__Required actions__:
• A. Could you rewrite the jaw-clicking passage from "The significance of" up to and including "the other side.", substituting "opening wide" for "wide opening"?
• B. Can you carry on the orthodontic guide to jaw pain and tooth grinding past its final sentence?

__Study text__:
# # # # # # #

The significance of such a change may have different implications depending on whether you are fairly early in your orthodontic treatment or whether, perhaps, you are nearing completion. Until your orthodontist has had a chance to evaluate these changes, certain precautions are in order. It is usually preferable that you try to limit wide opening of your mouth and you should avoid biting anything with your front teeth as this may require wide opening. If the clicking and pain is increased by chewing on one side of your mouth, try to avoid this by chewing on the other side.
There is sometimes a need to make changes in the orthodontic treatment plan because of the development of pain that is accompanied by the onset of jaw clicking/popping. However, your orthodontist will only be able to determine whether this is necessary and exactly what changes should be made if you report the onset of the joint sounds.
11. Jaw Soreness on Awakening in a Child Who Grinds Their Teeth
It should be appreciated that grinding of the teeth (bruxism) is common in children. Unless there are significant symptoms associated with this, seldom is there an indication to provide treatment. Wear that occurs on the baby teeth, that will be lost when the permanent teeth come in, should be of little concern. However, children who have persistent headaches, “ear” aches or jaw pain that have not responded to other attempts at treatment should be considered for treatment that will minimize the the adverse effects of tooth grinding. The most effective treatment is likely to be a removable appliance that fits over the teeth. However, because of the continuing growth and development of the child’s mouth and the loss of baby teeth and eruption of permanent teeth, it may be necessary to make a new appliance perhaps as often as every 6 - 10 months.

# # # # # # #

__Record extracts__:
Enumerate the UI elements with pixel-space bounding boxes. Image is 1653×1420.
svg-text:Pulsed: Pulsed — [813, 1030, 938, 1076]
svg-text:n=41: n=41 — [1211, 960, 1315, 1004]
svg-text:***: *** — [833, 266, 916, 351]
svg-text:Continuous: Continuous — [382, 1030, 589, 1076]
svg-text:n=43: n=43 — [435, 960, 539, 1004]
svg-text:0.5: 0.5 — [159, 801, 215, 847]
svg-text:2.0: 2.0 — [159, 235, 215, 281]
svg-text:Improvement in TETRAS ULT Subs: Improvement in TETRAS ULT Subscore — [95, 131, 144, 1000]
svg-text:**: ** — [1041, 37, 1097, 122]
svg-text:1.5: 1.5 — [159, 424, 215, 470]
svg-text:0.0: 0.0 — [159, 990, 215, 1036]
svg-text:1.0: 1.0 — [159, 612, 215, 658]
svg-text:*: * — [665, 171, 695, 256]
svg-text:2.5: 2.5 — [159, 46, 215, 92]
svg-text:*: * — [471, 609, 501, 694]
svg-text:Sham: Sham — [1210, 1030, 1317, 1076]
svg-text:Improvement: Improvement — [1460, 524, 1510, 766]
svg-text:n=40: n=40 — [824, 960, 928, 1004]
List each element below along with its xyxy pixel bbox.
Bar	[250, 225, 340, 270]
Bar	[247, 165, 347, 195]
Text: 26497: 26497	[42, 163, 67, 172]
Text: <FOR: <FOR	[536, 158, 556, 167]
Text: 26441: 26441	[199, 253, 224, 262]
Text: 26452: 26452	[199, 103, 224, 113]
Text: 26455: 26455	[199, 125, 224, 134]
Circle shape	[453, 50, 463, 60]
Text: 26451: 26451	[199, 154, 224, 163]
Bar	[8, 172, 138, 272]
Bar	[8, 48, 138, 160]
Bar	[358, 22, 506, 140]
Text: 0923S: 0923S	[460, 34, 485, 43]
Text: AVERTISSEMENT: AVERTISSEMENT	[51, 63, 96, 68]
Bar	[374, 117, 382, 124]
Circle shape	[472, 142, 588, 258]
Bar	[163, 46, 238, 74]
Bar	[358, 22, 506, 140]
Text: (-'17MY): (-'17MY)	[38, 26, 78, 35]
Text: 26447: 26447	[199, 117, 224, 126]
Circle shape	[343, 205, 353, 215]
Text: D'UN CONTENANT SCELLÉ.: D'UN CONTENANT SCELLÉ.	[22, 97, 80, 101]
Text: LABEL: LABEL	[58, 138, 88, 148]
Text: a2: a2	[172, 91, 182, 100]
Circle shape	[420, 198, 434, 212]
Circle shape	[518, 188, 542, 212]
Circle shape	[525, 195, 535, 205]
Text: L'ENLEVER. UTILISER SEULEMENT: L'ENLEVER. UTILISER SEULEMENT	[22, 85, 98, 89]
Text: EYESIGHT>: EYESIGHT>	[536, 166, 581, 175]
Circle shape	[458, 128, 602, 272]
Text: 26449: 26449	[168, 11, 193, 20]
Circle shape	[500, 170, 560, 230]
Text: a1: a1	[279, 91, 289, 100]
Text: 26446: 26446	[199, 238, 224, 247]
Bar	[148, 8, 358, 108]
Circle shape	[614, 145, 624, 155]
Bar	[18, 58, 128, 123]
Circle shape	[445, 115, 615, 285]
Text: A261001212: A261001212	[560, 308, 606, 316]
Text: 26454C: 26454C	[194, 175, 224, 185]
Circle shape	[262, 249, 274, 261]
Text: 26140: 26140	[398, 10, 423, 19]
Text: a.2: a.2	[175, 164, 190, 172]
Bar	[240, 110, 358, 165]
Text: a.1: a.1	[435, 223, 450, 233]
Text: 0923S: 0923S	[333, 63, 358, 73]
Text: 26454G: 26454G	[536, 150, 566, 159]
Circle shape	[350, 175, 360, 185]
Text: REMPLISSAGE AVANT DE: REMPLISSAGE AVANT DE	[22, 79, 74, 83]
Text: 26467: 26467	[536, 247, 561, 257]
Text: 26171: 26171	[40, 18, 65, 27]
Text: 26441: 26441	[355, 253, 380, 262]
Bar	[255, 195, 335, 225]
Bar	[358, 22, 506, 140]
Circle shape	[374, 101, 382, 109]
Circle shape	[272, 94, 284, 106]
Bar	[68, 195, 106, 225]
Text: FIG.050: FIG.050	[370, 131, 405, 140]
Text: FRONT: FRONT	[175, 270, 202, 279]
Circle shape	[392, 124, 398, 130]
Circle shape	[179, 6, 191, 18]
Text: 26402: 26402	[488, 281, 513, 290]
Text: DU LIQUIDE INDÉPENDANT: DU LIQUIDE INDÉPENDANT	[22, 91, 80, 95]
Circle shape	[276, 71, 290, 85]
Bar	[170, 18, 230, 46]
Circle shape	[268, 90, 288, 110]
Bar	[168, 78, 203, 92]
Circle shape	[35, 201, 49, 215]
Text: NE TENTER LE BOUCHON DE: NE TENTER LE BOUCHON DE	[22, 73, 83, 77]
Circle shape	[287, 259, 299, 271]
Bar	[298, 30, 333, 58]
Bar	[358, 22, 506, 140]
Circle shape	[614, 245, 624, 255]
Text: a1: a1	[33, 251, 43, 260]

# # # # # # #

__Outputs in order__:
• A.
The significance of such a change may have different implications depending on whether you are fairly early in your orthodontic treatment or whether, perhaps, you are nearing completion. Until your orthodontist has had a chance to evaluate these changes, certain precautions are in order. It is usually preferable that you try to limit opening wide of your mouth and you should avoid biting anything with your front teeth as this may require opening wide. If the clicking and pain is increased by chewing on one side of your mouth, try to avoid this by chewing on the other side.

• B.
It is known that certain drugs used in the treatment of attention deficit disorder (ADD/ADHD) and autism spectrum disorders may have a side effect of increased bruxism.
12. Arthritic Changes in the TMJs in a Child
Most TMJ arthritic changes that are seen in children are related to a systemic inflammatory disease process. The most common is idiopathic arthritis, commonly known as juvenile rheumatoid arthritis (JRA). Typically both jaw joints are involved and result in an altered growth pattern of the mandible resulting in characteristic occlusal changes including an anterior open bite.
Trauma-induced arthritis in children is more typically occurs on only one side and the impact on the dental occlusion is less noticeable but it may lead to asymmetric growth patterns. Sophisticated imaging can differentiate these conditions.